### [Task directions]
Gather all lines in the data that hold the string "حبان".

### [Entries]
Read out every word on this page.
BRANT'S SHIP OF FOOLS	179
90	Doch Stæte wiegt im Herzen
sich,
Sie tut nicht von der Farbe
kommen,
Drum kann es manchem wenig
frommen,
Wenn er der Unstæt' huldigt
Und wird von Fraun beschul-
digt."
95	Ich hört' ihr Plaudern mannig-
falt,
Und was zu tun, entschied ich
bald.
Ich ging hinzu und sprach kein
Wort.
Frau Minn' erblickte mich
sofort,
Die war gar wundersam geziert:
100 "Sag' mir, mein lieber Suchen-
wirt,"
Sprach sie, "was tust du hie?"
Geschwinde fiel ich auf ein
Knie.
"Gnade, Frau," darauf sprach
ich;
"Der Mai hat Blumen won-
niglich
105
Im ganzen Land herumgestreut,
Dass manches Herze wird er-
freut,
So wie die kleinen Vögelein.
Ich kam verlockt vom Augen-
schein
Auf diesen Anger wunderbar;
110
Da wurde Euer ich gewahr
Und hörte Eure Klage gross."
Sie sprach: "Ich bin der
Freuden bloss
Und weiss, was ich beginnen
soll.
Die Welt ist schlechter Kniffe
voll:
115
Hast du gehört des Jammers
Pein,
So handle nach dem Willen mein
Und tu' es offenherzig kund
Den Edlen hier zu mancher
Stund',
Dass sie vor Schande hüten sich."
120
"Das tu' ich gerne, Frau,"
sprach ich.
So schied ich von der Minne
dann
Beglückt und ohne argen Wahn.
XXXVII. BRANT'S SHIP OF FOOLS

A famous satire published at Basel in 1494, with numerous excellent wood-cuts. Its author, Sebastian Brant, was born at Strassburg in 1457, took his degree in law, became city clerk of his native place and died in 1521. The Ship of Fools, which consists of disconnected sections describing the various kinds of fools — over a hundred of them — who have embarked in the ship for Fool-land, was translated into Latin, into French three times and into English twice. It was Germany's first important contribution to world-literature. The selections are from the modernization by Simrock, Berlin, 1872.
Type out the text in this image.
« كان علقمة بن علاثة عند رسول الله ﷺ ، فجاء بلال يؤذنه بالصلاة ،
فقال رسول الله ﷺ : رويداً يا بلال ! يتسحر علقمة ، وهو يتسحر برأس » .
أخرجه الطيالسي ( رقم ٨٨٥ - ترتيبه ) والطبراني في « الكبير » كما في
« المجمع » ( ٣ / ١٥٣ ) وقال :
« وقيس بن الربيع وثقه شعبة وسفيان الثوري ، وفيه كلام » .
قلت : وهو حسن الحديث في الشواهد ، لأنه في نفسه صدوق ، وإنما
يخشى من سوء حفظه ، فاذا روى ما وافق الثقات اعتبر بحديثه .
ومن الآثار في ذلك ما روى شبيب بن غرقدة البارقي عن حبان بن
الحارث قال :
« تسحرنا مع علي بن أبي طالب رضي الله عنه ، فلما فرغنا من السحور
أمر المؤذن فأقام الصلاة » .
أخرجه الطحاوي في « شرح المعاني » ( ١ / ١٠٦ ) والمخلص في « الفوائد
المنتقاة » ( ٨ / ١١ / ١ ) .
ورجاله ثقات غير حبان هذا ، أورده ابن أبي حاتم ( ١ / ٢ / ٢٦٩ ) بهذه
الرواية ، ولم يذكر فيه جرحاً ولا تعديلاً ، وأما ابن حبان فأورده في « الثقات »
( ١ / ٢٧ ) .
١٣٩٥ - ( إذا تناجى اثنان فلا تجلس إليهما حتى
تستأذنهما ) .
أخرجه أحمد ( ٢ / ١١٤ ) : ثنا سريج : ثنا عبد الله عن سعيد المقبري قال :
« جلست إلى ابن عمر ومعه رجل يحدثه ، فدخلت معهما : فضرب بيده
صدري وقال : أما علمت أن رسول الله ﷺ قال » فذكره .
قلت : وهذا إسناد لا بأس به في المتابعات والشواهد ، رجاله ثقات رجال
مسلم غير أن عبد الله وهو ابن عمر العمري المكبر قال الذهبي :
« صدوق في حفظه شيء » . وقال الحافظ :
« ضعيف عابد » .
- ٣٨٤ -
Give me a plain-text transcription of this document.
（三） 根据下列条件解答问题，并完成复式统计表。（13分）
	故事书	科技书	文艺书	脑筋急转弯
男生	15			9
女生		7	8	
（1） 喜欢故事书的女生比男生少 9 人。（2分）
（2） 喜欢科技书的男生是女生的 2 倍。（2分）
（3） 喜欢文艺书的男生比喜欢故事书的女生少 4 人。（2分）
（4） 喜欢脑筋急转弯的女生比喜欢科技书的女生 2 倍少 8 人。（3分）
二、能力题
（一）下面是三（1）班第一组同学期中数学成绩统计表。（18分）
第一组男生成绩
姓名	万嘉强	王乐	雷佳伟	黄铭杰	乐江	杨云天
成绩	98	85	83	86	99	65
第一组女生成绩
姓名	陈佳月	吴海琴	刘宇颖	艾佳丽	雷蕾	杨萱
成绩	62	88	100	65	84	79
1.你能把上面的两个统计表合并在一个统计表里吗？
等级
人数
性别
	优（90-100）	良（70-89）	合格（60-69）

### [Response below]
ومن الآثار في ذلك ما روى شبيب بن غرقدة البارقي عن حبان بن
ورجاله ثقات غير حبان هذا ، أورده ابن أبي حاتم ( ١ / ٢ / ٢٦٩ ) بهذه
الرواية ، ولم يذكر فيه جرحاً ولا تعديلاً ، وأما ابن حبان فأورده في « الثقات »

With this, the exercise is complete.